→ **Challenge**
Retype the full set of records. Keep every character identical.

Dataset rows:
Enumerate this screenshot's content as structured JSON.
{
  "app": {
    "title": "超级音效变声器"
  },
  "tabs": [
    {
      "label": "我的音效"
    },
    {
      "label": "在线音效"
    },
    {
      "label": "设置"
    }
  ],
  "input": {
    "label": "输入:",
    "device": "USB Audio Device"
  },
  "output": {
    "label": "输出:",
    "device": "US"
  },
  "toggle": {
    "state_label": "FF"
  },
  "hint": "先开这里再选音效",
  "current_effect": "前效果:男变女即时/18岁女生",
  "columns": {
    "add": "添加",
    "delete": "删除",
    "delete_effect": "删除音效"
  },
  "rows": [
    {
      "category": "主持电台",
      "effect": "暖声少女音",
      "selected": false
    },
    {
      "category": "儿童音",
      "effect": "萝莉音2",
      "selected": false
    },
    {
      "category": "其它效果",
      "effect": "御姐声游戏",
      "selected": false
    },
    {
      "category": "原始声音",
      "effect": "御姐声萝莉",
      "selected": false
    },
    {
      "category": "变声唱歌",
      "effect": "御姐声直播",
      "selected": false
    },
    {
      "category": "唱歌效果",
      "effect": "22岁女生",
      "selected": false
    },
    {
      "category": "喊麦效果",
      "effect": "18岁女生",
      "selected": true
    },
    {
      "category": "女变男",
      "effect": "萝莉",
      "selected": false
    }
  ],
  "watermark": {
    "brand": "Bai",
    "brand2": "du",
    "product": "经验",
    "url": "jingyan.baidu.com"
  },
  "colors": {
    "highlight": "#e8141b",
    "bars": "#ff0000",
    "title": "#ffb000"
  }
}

→ **Completed exercise**
Enumerate this screenshot's content as structured JSON.
{
  "app": {
    "title": "超级音效变声器"
  },
  "tabs": [
    {
      "label": "我的音效"
    },
    {
      "label": "在线音效"
    },
    {
      "label": "设置"
    }
  ],
  "input": {
    "label": "输入:",
    "device": "USB Audio Device"
  },
  "output": {
    "label": "输出:",
    "device": "US"
  },
  "toggle": {
    "state_label": "FF"
  },
  "hint": "先开这里再选音效",
  "current_effect": "前效果:男变女即时/18岁女生",
  "columns": {
    "add": "添加",
    "delete": "删除",
    "delete_effect": "删除音效"
  },
  "rows": [
    {
      "category": "主持电台",
      "effect": "暖声少女音",
      "selected": false
    },
    {
      "category": "儿童音",
      "effect": "萝莉音2",
      "selected": false
    },
    {
      "category": "其它效果",
      "effect": "御姐声游戏",
      "selected": false
    },
    {
      "category": "原始声音",
      "effect": "御姐声萝莉",
      "selected": false
    },
    {
      "category": "变声唱歌",
      "effect": "御姐声直播",
      "selected": false
    },
    {
      "category": "唱歌效果",
      "effect": "22岁女生",
      "selected": false
    },
    {
      "category": "喊麦效果",
      "effect": "18岁女生",
      "selected": true
    },
    {
      "category": "女变男",
      "effect": "萝莉",
      "selected": false
    }
  ],
  "watermark": {
    "brand": "Bai",
    "brand2": "du",
    "product": "经验",
    "url": "jingyan.baidu.com"
  },
  "colors": {
    "highlight": "#e8141b",
    "bars": "#ff0000",
    "title": "#ffb000"
  }
}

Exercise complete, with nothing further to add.